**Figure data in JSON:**
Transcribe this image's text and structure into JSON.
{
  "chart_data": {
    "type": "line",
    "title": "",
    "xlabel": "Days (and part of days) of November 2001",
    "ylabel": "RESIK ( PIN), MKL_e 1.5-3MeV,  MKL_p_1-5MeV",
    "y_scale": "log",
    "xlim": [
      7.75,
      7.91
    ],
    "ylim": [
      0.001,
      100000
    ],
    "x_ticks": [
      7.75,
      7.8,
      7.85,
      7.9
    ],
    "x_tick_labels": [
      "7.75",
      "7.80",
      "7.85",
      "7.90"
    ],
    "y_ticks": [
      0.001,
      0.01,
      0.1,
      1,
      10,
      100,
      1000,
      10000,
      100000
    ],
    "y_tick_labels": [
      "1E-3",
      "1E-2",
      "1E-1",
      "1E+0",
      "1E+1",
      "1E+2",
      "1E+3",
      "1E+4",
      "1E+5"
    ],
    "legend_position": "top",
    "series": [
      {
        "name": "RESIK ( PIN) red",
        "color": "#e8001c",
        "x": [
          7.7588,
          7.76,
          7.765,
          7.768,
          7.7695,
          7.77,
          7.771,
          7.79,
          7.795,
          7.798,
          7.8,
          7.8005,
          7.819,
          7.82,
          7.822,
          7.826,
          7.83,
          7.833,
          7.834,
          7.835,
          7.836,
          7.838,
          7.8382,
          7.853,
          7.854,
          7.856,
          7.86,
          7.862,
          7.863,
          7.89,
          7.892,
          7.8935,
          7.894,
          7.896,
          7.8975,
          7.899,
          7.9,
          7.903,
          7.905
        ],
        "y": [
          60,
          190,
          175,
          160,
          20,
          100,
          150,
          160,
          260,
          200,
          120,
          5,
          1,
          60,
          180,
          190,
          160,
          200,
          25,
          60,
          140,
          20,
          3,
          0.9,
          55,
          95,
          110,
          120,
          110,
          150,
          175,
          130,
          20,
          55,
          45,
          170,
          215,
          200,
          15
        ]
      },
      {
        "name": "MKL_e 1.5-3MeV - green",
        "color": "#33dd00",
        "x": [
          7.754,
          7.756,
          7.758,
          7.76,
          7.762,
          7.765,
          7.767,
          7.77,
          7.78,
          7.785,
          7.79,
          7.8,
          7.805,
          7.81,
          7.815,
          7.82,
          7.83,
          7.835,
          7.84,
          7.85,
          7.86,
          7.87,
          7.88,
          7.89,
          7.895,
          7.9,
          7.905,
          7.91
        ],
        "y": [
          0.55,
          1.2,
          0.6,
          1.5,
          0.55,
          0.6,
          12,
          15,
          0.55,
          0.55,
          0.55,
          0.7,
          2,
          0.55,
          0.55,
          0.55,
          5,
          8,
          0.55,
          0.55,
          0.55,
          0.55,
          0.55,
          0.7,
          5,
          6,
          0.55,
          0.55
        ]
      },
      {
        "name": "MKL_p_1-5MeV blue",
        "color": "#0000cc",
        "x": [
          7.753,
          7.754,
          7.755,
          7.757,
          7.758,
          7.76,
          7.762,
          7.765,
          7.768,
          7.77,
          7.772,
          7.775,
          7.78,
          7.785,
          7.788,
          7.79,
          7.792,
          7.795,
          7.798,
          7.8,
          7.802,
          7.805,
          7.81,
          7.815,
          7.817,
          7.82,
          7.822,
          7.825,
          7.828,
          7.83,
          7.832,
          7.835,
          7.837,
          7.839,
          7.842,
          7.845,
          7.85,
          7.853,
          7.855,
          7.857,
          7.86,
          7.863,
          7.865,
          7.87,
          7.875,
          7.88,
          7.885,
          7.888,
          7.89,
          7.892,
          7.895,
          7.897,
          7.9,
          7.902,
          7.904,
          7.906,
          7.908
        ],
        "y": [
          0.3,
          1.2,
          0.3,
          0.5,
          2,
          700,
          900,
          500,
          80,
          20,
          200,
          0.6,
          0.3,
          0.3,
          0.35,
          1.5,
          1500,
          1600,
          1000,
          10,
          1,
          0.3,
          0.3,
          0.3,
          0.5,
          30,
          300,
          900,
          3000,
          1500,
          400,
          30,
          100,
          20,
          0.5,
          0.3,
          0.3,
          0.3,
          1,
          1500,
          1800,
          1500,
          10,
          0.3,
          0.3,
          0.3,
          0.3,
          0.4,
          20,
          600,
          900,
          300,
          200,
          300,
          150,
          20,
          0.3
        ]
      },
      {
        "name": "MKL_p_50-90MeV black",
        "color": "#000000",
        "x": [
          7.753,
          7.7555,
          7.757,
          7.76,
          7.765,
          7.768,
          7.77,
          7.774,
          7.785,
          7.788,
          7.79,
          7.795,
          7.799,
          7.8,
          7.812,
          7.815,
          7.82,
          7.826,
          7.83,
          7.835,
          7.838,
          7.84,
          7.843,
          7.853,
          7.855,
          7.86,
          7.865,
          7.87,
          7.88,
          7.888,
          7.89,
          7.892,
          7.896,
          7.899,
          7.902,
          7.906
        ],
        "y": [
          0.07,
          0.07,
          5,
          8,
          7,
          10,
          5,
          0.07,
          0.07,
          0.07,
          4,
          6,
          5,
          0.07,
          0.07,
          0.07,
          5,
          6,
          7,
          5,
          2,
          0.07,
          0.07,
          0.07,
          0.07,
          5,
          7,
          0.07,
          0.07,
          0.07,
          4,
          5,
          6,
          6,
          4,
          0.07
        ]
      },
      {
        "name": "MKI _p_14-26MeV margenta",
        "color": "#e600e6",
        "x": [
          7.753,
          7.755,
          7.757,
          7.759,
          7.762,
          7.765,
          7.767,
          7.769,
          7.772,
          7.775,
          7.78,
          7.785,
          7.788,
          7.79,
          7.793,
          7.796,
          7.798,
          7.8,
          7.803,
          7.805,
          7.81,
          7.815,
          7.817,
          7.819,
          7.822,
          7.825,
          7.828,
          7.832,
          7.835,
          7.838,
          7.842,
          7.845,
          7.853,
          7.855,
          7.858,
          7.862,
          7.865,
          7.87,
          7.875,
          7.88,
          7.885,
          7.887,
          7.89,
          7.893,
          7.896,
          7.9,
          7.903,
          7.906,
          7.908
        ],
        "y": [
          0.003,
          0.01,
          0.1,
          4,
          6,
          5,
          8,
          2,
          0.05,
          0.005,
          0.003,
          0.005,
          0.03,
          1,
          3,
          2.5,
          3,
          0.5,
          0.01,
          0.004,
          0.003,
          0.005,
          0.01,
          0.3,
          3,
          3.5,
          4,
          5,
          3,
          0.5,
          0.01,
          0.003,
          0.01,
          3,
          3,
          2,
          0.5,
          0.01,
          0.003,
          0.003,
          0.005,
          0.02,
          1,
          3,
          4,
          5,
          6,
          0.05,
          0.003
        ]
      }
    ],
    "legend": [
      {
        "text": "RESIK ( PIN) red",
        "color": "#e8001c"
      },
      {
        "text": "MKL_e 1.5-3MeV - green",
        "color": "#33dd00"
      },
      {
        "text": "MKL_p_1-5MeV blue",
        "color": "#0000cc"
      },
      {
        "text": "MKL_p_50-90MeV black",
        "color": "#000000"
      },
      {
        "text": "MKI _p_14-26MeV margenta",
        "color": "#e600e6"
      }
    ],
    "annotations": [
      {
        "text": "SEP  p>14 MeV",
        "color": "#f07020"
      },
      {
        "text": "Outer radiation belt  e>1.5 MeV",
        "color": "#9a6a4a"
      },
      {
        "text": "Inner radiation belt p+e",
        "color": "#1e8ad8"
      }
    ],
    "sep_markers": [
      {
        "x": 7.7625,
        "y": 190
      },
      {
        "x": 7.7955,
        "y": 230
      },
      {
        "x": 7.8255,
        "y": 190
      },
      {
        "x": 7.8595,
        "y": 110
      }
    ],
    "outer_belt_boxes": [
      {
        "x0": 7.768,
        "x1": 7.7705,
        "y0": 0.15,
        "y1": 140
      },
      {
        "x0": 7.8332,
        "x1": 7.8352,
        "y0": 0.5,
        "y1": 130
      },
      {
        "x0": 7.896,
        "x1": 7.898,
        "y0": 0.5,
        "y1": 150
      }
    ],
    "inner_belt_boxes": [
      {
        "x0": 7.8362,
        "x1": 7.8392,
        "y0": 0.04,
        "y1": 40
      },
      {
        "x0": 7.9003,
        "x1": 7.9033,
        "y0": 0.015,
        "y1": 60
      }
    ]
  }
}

**PROBLEM:**
Scan the lines above for "black", then copy every one that has it.

**WRITTEN ANSWER:**
        "name": "MKL_p_50-90MeV black",
        "text": "MKL_p_50-90MeV black",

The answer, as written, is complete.